◆ **Records provided**
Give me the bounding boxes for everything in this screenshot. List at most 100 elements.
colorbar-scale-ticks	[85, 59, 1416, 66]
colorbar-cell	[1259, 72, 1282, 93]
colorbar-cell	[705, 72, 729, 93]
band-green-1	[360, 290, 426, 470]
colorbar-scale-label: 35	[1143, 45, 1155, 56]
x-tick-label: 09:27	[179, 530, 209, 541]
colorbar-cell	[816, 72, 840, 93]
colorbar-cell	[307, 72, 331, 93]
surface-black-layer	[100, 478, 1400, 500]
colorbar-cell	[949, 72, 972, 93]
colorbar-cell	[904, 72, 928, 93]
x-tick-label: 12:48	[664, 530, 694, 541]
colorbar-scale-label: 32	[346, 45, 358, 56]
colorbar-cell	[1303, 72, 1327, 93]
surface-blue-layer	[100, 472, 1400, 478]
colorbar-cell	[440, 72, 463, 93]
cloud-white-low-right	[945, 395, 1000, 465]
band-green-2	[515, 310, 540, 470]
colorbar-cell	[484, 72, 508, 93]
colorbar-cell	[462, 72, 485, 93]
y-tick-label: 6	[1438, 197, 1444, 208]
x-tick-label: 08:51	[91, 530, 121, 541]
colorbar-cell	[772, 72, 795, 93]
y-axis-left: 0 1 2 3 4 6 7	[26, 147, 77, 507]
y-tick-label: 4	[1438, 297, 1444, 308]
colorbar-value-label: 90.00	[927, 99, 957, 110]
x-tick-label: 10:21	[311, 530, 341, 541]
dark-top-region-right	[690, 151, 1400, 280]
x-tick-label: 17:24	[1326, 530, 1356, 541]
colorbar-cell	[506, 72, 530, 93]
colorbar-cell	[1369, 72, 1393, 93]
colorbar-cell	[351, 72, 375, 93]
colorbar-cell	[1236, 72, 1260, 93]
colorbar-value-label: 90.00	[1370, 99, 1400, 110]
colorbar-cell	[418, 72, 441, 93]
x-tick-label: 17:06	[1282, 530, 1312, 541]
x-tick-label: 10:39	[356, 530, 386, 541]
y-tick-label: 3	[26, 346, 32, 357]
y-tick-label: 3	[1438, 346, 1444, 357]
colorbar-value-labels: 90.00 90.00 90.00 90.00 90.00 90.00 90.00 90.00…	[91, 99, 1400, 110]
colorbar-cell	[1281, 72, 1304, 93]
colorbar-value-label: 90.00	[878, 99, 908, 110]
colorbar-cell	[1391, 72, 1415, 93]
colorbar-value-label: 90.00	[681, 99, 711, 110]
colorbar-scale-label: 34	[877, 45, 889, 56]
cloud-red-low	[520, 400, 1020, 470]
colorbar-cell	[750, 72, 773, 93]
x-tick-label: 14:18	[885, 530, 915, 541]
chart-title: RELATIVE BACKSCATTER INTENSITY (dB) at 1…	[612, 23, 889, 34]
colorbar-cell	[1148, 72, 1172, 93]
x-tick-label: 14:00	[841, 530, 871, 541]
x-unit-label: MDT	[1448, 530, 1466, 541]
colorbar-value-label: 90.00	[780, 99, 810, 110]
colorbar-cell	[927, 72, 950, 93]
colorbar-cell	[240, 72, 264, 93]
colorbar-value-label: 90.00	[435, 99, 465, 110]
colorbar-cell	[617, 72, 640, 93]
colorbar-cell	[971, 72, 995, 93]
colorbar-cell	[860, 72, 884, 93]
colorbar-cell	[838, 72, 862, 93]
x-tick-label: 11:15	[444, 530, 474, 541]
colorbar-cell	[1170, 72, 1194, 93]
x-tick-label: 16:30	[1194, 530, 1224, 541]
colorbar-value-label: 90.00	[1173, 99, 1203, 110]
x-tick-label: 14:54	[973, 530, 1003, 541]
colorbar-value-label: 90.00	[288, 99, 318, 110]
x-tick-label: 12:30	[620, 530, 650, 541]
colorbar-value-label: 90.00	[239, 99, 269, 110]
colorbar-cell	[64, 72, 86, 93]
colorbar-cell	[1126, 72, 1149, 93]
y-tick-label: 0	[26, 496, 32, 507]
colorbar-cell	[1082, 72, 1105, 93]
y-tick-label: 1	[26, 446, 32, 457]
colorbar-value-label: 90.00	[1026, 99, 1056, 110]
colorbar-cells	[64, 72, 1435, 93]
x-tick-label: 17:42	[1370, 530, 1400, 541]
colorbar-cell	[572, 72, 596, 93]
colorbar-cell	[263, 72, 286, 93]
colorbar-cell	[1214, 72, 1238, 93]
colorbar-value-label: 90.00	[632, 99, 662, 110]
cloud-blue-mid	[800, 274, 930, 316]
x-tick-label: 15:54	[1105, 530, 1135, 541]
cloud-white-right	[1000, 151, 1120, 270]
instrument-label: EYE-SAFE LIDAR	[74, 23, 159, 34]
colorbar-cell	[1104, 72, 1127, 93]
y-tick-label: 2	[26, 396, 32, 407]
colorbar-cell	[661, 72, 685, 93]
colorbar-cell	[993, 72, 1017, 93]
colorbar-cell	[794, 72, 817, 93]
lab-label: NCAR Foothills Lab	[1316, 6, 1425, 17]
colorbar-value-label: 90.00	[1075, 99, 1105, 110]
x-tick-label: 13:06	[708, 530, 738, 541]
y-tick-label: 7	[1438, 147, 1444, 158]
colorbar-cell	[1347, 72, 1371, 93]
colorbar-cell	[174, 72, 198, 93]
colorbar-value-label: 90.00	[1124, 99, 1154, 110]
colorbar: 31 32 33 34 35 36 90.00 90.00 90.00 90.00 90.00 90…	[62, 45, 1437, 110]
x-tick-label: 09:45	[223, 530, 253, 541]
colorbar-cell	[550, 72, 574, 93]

◆ **Exercise**
Return every item above verbatim, reproducing each of its lines without alteration.

◆ **Output of the exercise**
Give me the bounding boxes for everything in this screenshot. List at most 100 elements.
colorbar-scale-ticks	[85, 59, 1416, 66]
colorbar-cell	[1259, 72, 1282, 93]
colorbar-cell	[705, 72, 729, 93]
band-green-1	[360, 290, 426, 470]
colorbar-scale-label: 35	[1143, 45, 1155, 56]
x-tick-label: 09:27	[179, 530, 209, 541]
colorbar-cell	[816, 72, 840, 93]
colorbar-cell	[307, 72, 331, 93]
surface-black-layer	[100, 478, 1400, 500]
colorbar-cell	[949, 72, 972, 93]
colorbar-cell	[904, 72, 928, 93]
x-tick-label: 12:48	[664, 530, 694, 541]
colorbar-scale-label: 32	[346, 45, 358, 56]
colorbar-cell	[1303, 72, 1327, 93]
surface-blue-layer	[100, 472, 1400, 478]
colorbar-cell	[440, 72, 463, 93]
cloud-white-low-right	[945, 395, 1000, 465]
band-green-2	[515, 310, 540, 470]
colorbar-cell	[484, 72, 508, 93]
colorbar-cell	[462, 72, 485, 93]
y-tick-label: 6	[1438, 197, 1444, 208]
x-tick-label: 08:51	[91, 530, 121, 541]
colorbar-cell	[772, 72, 795, 93]
y-axis-left: 0 1 2 3 4 6 7	[26, 147, 77, 507]
y-tick-label: 4	[1438, 297, 1444, 308]
colorbar-value-label: 90.00	[927, 99, 957, 110]
x-tick-label: 10:21	[311, 530, 341, 541]
dark-top-region-right	[690, 151, 1400, 280]
x-tick-label: 17:24	[1326, 530, 1356, 541]
colorbar-cell	[506, 72, 530, 93]
colorbar-cell	[1369, 72, 1393, 93]
colorbar-cell	[351, 72, 375, 93]
colorbar-cell	[1236, 72, 1260, 93]
colorbar-value-label: 90.00	[1370, 99, 1400, 110]
colorbar-cell	[418, 72, 441, 93]
x-tick-label: 17:06	[1282, 530, 1312, 541]
x-tick-label: 10:39	[356, 530, 386, 541]
y-tick-label: 3	[26, 346, 32, 357]
y-tick-label: 3	[1438, 346, 1444, 357]
colorbar-value-labels: 90.00 90.00 90.00 90.00 90.00 90.00 90.00 90.00…	[91, 99, 1400, 110]
colorbar-cell	[1281, 72, 1304, 93]
colorbar-value-label: 90.00	[878, 99, 908, 110]
colorbar-cell	[1391, 72, 1415, 93]
colorbar-value-label: 90.00	[681, 99, 711, 110]
colorbar-scale-label: 34	[877, 45, 889, 56]
cloud-red-low	[520, 400, 1020, 470]
colorbar-cell	[750, 72, 773, 93]
x-tick-label: 14:18	[885, 530, 915, 541]
chart-title: RELATIVE BACKSCATTER INTENSITY (dB) at 1…	[612, 23, 889, 34]
colorbar-cell	[1148, 72, 1172, 93]
x-tick-label: 14:00	[841, 530, 871, 541]
x-unit-label: MDT	[1448, 530, 1466, 541]
colorbar-value-label: 90.00	[780, 99, 810, 110]
colorbar-cell	[927, 72, 950, 93]
colorbar-cell	[240, 72, 264, 93]
colorbar-value-label: 90.00	[435, 99, 465, 110]
colorbar-cell	[617, 72, 640, 93]
colorbar-cell	[971, 72, 995, 93]
colorbar-cell	[860, 72, 884, 93]
colorbar-cell	[838, 72, 862, 93]
x-tick-label: 11:15	[444, 530, 474, 541]
colorbar-cell	[1170, 72, 1194, 93]
x-tick-label: 16:30	[1194, 530, 1224, 541]
colorbar-value-label: 90.00	[1173, 99, 1203, 110]
x-tick-label: 14:54	[973, 530, 1003, 541]
colorbar-value-label: 90.00	[288, 99, 318, 110]
x-tick-label: 12:30	[620, 530, 650, 541]
colorbar-value-label: 90.00	[239, 99, 269, 110]
colorbar-cell	[64, 72, 86, 93]
colorbar-cell	[1126, 72, 1149, 93]
y-tick-label: 0	[26, 496, 32, 507]
colorbar-cell	[1082, 72, 1105, 93]
y-tick-label: 1	[26, 446, 32, 457]
colorbar-value-label: 90.00	[1026, 99, 1056, 110]
colorbar-cells	[64, 72, 1435, 93]
x-tick-label: 17:42	[1370, 530, 1400, 541]
colorbar-cell	[572, 72, 596, 93]
colorbar-cell	[263, 72, 286, 93]
colorbar-cell	[1214, 72, 1238, 93]
colorbar-value-label: 90.00	[632, 99, 662, 110]
cloud-blue-mid	[800, 274, 930, 316]
x-tick-label: 15:54	[1105, 530, 1135, 541]
cloud-white-right	[1000, 151, 1120, 270]
instrument-label: EYE-SAFE LIDAR	[74, 23, 159, 34]
colorbar-cell	[1104, 72, 1127, 93]
y-tick-label: 2	[26, 396, 32, 407]
colorbar-cell	[661, 72, 685, 93]
colorbar-cell	[993, 72, 1017, 93]
colorbar-cell	[794, 72, 817, 93]
lab-label: NCAR Foothills Lab	[1316, 6, 1425, 17]
colorbar-value-label: 90.00	[1075, 99, 1105, 110]
x-tick-label: 13:06	[708, 530, 738, 541]
y-tick-label: 7	[1438, 147, 1444, 158]
colorbar-cell	[1347, 72, 1371, 93]
colorbar-cell	[174, 72, 198, 93]
colorbar-value-label: 90.00	[1124, 99, 1154, 110]
colorbar: 31 32 33 34 35 36 90.00 90.00 90.00 90.00 90.00 90…	[62, 45, 1437, 110]
x-tick-label: 09:45	[223, 530, 253, 541]
colorbar-cell	[550, 72, 574, 93]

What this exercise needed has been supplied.